### Excerpted records
======
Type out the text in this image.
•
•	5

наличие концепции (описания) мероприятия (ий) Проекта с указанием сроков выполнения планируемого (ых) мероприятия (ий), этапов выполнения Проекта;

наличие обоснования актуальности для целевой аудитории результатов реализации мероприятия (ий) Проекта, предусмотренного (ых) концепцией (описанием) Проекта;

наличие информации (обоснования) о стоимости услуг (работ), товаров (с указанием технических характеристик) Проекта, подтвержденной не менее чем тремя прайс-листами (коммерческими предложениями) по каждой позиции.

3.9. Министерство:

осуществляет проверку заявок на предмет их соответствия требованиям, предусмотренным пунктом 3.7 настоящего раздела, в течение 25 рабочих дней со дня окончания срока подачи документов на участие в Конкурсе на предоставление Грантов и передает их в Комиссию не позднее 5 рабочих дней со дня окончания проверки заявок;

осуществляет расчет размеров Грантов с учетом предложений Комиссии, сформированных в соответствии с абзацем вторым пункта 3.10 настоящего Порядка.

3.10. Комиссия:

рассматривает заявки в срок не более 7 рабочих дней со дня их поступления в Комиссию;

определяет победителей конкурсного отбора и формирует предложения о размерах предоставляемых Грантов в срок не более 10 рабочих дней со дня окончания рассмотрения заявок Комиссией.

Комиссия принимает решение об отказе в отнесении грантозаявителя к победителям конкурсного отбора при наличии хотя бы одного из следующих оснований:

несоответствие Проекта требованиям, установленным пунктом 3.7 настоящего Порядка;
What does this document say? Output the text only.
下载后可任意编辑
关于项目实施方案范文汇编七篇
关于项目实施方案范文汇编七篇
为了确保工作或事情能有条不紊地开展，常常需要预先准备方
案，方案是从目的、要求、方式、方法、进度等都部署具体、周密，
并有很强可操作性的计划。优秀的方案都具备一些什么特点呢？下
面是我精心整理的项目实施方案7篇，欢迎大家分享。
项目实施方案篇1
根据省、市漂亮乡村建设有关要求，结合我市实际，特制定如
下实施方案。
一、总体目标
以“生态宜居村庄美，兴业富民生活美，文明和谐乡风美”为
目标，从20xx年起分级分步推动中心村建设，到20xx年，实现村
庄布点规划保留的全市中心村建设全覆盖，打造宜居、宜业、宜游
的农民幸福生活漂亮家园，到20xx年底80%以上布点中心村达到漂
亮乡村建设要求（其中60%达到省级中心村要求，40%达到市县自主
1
======
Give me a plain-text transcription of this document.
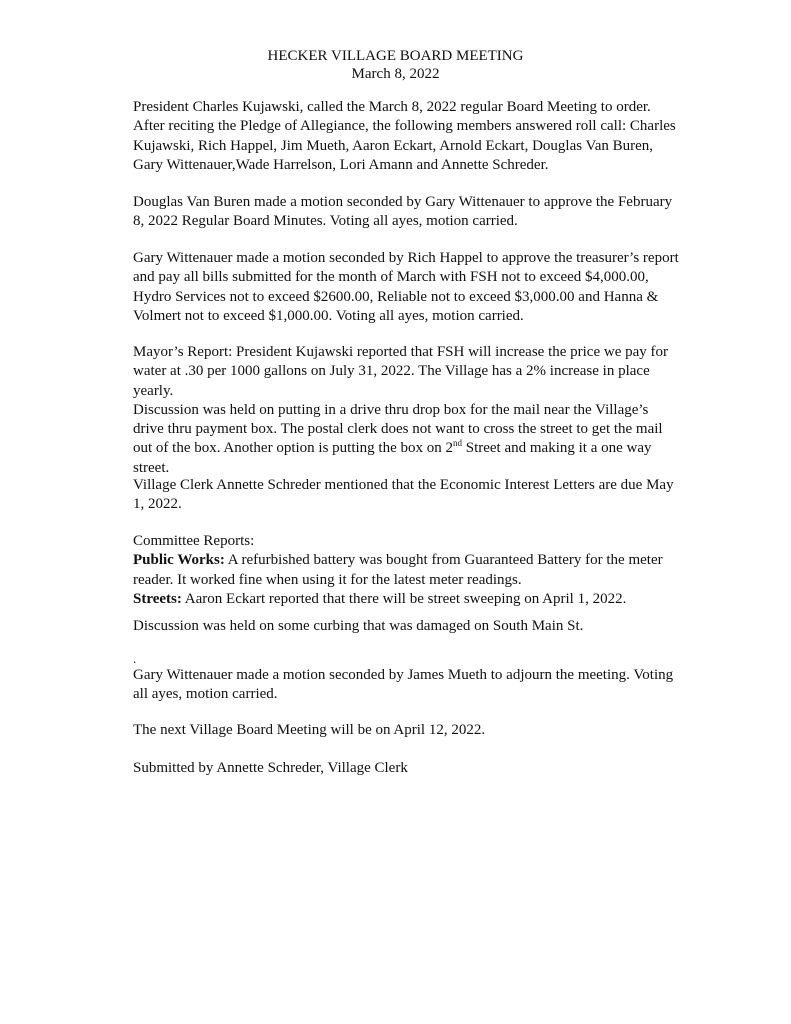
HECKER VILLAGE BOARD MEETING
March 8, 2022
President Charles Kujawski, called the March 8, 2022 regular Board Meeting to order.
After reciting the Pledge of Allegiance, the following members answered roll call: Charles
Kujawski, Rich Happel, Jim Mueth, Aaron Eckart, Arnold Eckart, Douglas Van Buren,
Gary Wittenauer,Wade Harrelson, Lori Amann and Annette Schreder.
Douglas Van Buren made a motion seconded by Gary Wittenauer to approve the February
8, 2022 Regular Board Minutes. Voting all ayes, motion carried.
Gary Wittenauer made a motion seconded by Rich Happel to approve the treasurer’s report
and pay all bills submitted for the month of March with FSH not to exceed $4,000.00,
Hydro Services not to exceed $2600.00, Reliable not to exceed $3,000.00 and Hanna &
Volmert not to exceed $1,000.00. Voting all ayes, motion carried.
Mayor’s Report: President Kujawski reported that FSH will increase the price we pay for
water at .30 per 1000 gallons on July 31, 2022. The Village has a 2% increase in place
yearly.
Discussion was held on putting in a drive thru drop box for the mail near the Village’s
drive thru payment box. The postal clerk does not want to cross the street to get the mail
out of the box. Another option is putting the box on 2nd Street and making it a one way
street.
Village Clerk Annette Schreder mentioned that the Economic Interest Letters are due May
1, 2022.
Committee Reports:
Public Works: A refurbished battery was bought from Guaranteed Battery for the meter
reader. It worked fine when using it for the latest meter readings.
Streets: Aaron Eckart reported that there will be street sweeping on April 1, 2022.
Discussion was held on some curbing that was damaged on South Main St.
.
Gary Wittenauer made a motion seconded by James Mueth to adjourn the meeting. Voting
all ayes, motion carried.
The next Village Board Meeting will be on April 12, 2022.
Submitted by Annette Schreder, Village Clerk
======
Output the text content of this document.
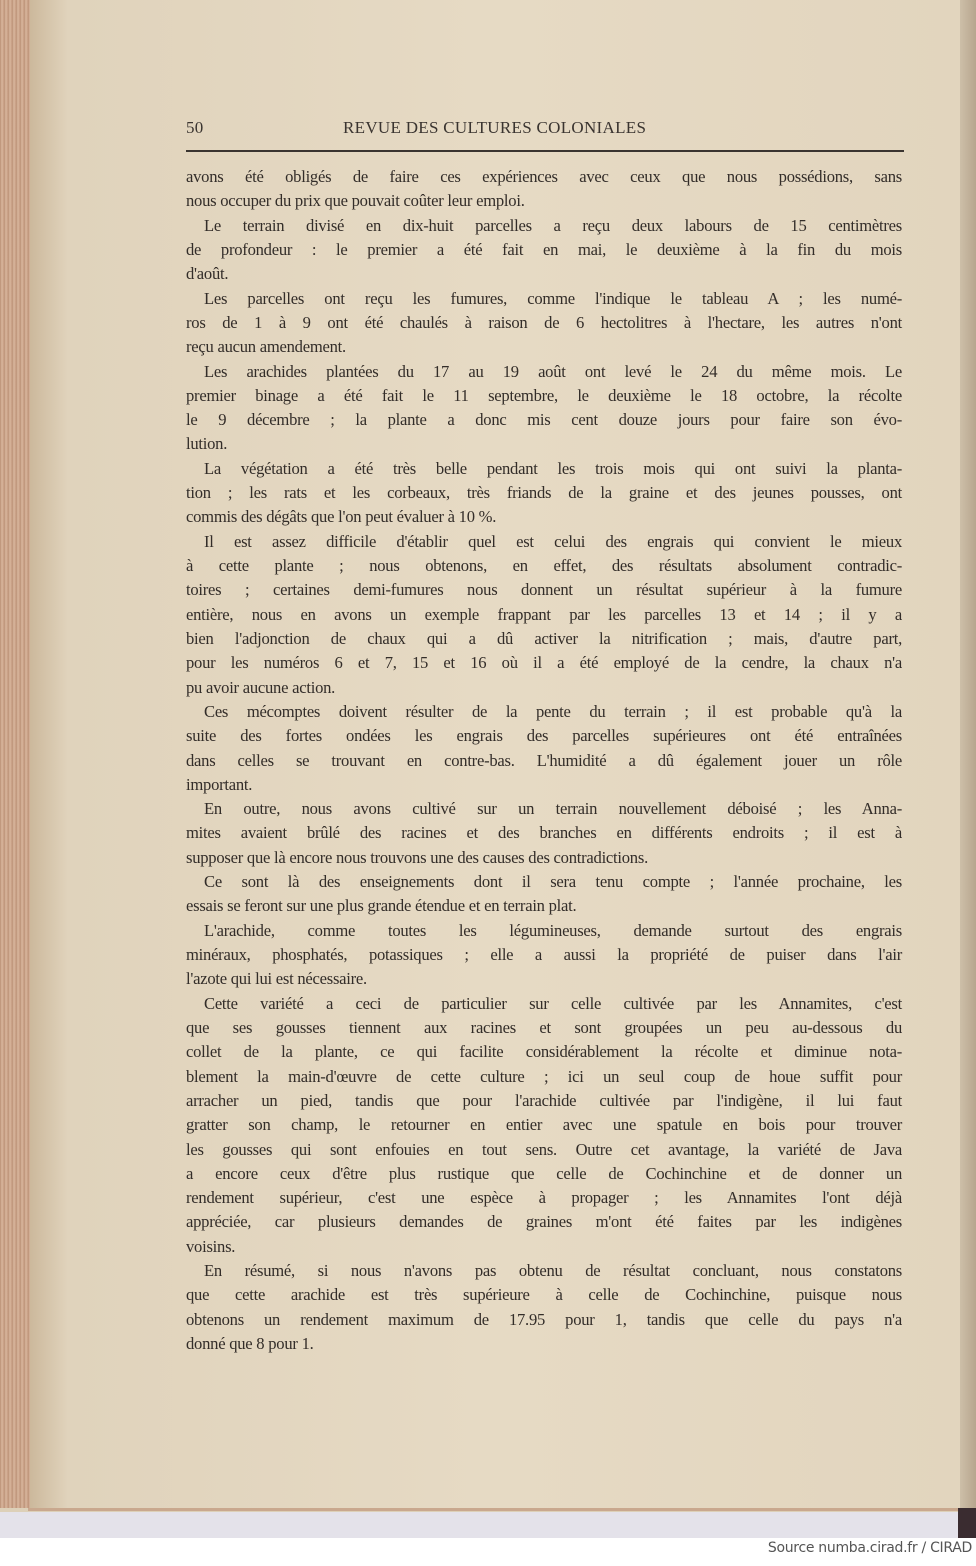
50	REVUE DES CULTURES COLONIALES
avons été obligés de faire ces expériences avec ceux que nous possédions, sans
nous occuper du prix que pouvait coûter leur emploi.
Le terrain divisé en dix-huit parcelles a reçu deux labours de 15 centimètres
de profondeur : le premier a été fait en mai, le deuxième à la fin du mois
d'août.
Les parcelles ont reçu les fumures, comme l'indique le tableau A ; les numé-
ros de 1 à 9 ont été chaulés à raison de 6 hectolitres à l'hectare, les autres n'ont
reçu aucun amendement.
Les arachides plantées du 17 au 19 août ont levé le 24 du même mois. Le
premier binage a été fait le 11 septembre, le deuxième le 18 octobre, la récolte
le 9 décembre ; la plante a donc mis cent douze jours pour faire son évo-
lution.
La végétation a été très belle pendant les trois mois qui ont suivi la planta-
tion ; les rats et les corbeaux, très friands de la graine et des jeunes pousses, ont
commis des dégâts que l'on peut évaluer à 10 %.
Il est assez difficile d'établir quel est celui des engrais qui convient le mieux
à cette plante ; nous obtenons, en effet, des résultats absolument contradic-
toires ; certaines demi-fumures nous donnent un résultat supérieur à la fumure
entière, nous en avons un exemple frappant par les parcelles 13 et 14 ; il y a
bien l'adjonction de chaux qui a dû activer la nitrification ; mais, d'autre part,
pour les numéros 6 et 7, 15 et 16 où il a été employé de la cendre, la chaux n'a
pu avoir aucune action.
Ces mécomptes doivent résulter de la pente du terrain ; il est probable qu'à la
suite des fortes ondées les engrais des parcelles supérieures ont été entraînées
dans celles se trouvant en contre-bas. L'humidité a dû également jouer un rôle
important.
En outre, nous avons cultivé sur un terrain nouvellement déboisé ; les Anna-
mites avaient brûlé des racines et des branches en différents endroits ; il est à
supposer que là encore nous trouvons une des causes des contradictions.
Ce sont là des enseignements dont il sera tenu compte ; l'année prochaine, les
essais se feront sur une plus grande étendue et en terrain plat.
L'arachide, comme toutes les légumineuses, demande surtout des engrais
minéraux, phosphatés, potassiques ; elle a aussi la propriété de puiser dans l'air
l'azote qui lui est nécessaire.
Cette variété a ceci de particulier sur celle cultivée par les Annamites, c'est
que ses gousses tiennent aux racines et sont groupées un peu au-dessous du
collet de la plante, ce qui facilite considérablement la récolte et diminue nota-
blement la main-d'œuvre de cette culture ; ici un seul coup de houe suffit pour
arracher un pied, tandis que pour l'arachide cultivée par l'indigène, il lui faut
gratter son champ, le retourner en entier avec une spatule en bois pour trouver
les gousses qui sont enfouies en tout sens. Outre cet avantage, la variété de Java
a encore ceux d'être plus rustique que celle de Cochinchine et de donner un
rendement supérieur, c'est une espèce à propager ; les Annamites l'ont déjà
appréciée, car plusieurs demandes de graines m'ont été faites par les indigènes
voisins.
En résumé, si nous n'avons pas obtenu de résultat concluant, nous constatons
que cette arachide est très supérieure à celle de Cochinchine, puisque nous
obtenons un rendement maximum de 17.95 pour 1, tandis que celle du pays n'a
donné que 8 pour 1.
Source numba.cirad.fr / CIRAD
======
### Problem to solve
Return each line of the listing that holds the string "parcelles".

### Output of the exercise
Le terrain divisé en dix-huit parcelles a reçu deux labours de 15 centimètres
Les parcelles ont reçu les fumures, comme l'indique le tableau A ; les numé-
entière, nous en avons un exemple frappant par les parcelles 13 et 14 ; il y a
suite des fortes ondées les engrais des parcelles supérieures ont été entraînées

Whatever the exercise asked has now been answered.